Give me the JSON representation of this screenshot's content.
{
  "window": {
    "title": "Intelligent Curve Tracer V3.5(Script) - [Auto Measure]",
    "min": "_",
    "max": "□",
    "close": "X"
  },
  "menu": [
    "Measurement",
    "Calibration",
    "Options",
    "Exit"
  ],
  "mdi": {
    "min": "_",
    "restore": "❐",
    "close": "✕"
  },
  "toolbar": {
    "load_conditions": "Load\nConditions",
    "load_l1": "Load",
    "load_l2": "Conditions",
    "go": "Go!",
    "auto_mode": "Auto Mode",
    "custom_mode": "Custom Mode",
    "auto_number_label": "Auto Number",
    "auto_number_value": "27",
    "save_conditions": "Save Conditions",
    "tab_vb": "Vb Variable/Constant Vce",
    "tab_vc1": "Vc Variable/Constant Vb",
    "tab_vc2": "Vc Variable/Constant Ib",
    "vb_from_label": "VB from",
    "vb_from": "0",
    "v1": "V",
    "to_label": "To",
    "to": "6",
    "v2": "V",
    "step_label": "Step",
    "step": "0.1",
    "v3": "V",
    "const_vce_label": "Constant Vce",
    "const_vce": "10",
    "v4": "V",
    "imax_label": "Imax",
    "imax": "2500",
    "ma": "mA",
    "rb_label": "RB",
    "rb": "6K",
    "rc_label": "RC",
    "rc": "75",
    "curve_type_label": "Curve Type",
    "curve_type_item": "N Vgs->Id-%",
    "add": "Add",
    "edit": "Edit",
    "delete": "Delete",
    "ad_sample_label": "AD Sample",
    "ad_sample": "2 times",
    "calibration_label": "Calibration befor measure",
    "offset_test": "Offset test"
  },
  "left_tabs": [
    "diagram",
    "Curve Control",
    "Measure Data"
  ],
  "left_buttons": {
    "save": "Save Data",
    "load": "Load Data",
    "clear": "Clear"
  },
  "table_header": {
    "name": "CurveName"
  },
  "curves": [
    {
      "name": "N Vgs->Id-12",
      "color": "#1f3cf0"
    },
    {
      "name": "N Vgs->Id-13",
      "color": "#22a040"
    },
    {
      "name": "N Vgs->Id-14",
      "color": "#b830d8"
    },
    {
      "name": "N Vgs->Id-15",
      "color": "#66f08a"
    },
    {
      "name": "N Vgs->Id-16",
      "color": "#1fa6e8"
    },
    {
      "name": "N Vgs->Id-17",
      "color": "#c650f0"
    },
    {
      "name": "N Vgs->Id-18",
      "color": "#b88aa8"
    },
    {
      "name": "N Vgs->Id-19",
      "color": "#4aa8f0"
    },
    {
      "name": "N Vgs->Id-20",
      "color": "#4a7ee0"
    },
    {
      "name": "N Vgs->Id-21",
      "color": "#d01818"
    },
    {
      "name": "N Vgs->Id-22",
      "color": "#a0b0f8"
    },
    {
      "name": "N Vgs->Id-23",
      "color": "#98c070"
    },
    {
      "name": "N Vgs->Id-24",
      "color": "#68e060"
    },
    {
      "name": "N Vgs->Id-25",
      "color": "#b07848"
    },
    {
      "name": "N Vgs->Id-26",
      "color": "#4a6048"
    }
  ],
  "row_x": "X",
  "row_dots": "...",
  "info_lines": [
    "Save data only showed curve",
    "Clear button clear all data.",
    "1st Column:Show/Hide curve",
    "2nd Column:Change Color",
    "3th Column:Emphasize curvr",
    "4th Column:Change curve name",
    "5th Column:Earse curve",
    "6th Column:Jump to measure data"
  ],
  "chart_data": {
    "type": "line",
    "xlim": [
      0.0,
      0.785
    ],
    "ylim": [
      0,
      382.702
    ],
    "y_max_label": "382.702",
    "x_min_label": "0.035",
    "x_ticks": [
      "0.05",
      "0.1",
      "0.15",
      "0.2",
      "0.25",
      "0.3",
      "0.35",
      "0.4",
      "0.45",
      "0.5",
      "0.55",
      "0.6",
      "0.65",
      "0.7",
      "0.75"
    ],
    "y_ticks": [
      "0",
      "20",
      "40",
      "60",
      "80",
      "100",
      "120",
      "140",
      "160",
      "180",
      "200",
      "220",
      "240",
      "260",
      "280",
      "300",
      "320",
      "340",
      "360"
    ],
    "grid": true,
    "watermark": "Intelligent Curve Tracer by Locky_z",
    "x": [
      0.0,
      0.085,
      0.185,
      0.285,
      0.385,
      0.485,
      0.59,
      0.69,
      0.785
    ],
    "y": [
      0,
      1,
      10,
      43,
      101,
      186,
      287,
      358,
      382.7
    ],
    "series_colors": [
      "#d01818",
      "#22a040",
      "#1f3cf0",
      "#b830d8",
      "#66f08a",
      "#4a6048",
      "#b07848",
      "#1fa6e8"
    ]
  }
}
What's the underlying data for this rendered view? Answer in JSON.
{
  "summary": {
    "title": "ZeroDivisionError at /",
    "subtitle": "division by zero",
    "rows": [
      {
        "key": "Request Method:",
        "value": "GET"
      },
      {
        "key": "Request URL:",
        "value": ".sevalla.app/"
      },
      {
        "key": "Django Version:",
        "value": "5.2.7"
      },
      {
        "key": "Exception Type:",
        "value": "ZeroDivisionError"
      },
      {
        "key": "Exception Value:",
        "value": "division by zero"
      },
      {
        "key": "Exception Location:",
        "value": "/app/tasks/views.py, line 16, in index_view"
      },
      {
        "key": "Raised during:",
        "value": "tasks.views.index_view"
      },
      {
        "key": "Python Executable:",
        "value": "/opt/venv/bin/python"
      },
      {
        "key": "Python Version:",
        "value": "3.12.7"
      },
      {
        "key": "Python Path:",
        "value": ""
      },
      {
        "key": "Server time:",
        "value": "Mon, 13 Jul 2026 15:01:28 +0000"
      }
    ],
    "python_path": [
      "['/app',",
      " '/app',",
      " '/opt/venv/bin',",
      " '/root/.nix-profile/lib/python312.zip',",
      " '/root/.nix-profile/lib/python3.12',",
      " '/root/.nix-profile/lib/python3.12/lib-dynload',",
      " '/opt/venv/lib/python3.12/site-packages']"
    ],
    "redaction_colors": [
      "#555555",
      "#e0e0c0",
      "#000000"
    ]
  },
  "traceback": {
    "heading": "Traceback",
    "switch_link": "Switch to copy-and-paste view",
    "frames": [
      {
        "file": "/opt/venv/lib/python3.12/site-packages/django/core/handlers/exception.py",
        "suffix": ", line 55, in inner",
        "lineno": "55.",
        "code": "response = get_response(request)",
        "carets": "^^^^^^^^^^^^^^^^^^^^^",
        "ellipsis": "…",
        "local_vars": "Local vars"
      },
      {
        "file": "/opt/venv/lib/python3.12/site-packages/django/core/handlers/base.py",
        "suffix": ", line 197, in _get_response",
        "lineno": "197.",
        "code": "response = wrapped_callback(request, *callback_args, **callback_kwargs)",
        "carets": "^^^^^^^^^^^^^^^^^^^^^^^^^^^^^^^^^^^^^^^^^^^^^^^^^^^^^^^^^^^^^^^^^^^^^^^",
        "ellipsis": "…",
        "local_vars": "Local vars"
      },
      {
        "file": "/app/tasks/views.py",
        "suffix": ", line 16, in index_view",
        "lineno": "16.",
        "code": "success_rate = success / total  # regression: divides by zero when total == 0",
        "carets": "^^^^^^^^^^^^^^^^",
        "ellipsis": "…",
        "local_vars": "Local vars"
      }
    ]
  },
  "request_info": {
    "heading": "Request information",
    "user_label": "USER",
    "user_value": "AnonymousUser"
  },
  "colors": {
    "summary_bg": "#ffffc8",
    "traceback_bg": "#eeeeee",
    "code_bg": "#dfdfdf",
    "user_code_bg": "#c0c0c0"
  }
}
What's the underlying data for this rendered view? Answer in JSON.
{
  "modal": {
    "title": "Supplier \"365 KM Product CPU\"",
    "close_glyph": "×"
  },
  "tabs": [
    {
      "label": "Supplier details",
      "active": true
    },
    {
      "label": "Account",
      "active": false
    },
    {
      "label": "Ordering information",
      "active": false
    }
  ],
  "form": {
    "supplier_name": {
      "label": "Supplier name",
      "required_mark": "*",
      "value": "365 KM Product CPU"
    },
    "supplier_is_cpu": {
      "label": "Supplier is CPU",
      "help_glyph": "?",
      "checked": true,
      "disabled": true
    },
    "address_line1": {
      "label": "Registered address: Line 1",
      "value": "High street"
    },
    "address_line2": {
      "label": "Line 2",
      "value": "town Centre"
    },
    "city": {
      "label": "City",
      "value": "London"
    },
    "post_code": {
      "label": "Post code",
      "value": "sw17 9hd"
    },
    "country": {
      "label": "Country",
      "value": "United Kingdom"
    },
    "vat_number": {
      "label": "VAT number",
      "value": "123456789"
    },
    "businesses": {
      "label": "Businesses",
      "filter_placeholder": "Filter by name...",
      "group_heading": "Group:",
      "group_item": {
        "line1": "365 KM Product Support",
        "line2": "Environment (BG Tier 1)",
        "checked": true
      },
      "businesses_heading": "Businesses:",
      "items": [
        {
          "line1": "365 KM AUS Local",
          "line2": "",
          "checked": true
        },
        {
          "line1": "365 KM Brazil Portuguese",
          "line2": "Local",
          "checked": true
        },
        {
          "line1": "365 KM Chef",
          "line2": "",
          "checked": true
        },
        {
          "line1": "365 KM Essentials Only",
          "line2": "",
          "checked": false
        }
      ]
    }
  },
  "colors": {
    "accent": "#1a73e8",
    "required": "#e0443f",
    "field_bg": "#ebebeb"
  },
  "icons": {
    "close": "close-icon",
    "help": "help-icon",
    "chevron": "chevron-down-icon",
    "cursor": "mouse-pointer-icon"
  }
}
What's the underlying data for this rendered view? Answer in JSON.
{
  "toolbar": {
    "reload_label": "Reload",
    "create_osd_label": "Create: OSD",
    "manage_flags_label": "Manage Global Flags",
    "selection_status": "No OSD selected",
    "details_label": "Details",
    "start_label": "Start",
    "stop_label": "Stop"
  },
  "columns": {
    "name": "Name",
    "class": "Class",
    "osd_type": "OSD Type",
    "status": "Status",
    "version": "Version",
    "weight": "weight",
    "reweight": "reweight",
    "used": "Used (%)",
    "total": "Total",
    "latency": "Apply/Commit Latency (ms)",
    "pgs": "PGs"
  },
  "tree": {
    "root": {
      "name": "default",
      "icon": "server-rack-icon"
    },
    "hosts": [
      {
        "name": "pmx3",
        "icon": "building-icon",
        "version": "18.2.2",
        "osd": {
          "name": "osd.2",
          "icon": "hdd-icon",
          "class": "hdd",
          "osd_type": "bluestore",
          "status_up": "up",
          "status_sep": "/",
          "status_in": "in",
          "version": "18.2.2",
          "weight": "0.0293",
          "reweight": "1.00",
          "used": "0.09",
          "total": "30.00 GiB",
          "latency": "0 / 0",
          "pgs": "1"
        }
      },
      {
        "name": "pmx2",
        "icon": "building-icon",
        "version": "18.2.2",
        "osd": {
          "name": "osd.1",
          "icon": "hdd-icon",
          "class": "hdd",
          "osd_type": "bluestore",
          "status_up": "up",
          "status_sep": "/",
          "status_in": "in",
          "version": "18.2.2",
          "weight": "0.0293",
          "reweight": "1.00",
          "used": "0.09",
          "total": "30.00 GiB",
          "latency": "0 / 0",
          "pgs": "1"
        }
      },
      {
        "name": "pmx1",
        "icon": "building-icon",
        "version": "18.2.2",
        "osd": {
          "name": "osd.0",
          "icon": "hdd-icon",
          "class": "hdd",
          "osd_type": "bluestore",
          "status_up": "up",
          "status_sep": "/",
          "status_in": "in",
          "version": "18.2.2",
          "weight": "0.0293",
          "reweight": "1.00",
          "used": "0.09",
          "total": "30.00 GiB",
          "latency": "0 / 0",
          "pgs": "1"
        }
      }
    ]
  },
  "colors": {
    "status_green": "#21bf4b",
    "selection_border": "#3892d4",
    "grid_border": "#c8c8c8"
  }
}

• What to do
In the entries above, identify every line with the string "root".

• Correct result
      " '/root/.nix-profile/lib/python312.zip',",
      " '/root/.nix-profile/lib/python3.12',",
      " '/root/.nix-profile/lib/python3.12/lib-dynload',",
    "root": {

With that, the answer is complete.